Leave out the pictures; transcribe all else exactly.

---------- EXERCISE MATERIAL ----------

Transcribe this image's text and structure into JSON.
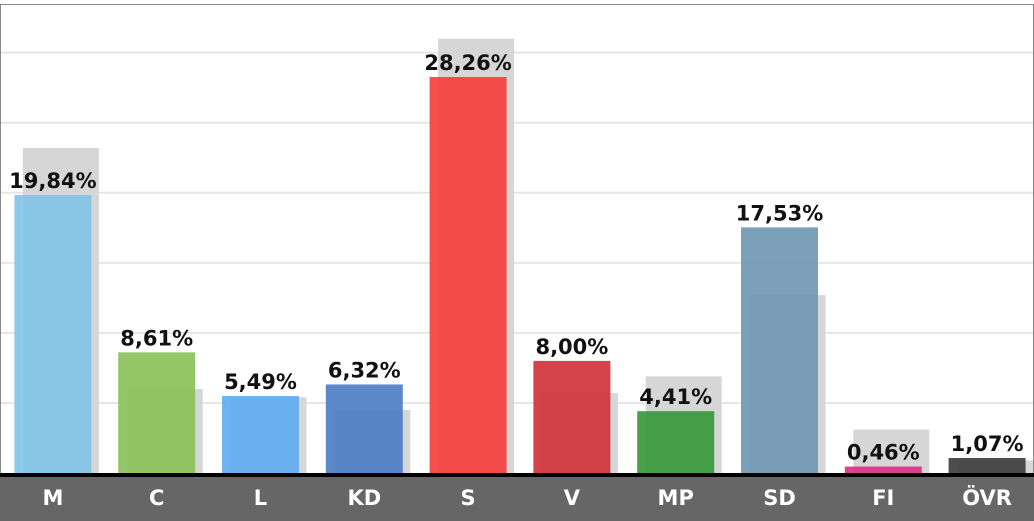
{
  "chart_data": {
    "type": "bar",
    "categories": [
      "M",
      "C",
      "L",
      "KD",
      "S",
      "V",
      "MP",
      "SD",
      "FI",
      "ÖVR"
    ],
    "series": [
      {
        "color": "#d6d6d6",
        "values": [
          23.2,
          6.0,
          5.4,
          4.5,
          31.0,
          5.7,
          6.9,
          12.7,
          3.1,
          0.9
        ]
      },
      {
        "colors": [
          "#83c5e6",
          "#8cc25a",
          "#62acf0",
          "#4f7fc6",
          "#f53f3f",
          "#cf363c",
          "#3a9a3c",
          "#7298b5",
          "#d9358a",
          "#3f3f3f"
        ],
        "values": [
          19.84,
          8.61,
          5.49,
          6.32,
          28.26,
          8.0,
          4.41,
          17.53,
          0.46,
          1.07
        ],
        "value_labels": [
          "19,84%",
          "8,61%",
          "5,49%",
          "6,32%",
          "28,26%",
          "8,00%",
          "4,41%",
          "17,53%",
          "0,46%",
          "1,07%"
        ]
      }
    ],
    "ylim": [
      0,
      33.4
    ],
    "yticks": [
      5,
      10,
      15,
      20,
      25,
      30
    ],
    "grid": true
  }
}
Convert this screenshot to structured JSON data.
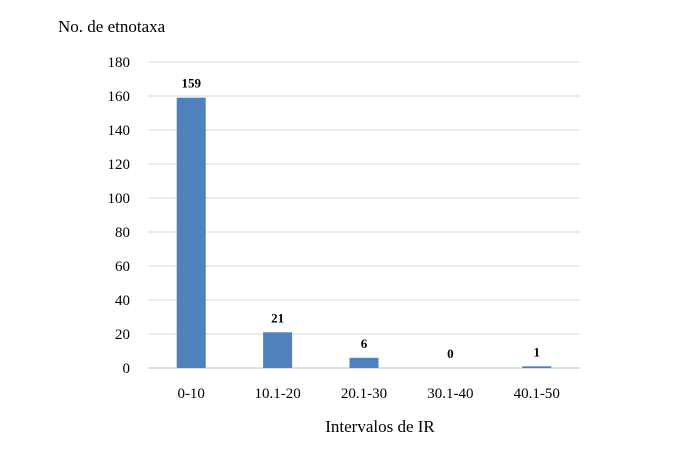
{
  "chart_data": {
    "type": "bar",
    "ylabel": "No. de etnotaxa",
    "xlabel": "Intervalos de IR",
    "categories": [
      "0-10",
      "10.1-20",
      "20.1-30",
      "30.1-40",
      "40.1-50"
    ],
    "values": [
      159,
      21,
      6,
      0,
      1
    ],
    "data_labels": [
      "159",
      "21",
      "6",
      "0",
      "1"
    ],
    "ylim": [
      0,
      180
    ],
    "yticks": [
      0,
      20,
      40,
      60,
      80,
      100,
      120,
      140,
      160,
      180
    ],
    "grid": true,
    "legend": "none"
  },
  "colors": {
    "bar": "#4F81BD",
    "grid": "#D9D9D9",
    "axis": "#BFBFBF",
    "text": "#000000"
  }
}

----------

● RESULT OF THIS EXERCISE:
Transcribe this image's text and structure into JSON.
{
  "chart_data": {
    "type": "bar",
    "categories": [
      "M",
      "C",
      "L",
      "KD",
      "S",
      "V",
      "MP",
      "SD",
      "FI",
      "ÖVR"
    ],
    "series": [
      {
        "color": "#d6d6d6",
        "values": [
          23.2,
          6.0,
          5.4,
          4.5,
          31.0,
          5.7,
          6.9,
          12.7,
          3.1,
          0.9
        ]
      },
      {
        "colors": [
          "#83c5e6",
          "#8cc25a",
          "#62acf0",
          "#4f7fc6",
          "#f53f3f",
          "#cf363c",
          "#3a9a3c",
          "#7298b5",
          "#d9358a",
          "#3f3f3f"
        ],
        "values": [
          19.84,
          8.61,
          5.49,
          6.32,
          28.26,
          8.0,
          4.41,
          17.53,
          0.46,
          1.07
        ],
        "value_labels": [
          "19,84%",
          "8,61%",
          "5,49%",
          "6,32%",
          "28,26%",
          "8,00%",
          "4,41%",
          "17,53%",
          "0,46%",
          "1,07%"
        ]
      }
    ],
    "ylim": [
      0,
      33.4
    ],
    "yticks": [
      5,
      10,
      15,
      20,
      25,
      30
    ],
    "grid": true
  }
}
Convert this screenshot to structured JSON data.
{
  "chart_data": {
    "type": "bar",
    "ylabel": "No. de etnotaxa",
    "xlabel": "Intervalos de IR",
    "categories": [
      "0-10",
      "10.1-20",
      "20.1-30",
      "30.1-40",
      "40.1-50"
    ],
    "values": [
      159,
      21,
      6,
      0,
      1
    ],
    "data_labels": [
      "159",
      "21",
      "6",
      "0",
      "1"
    ],
    "ylim": [
      0,
      180
    ],
    "yticks": [
      0,
      20,
      40,
      60,
      80,
      100,
      120,
      140,
      160,
      180
    ],
    "grid": true,
    "legend": "none"
  },
  "colors": {
    "bar": "#4F81BD",
    "grid": "#D9D9D9",
    "axis": "#BFBFBF",
    "text": "#000000"
  }
}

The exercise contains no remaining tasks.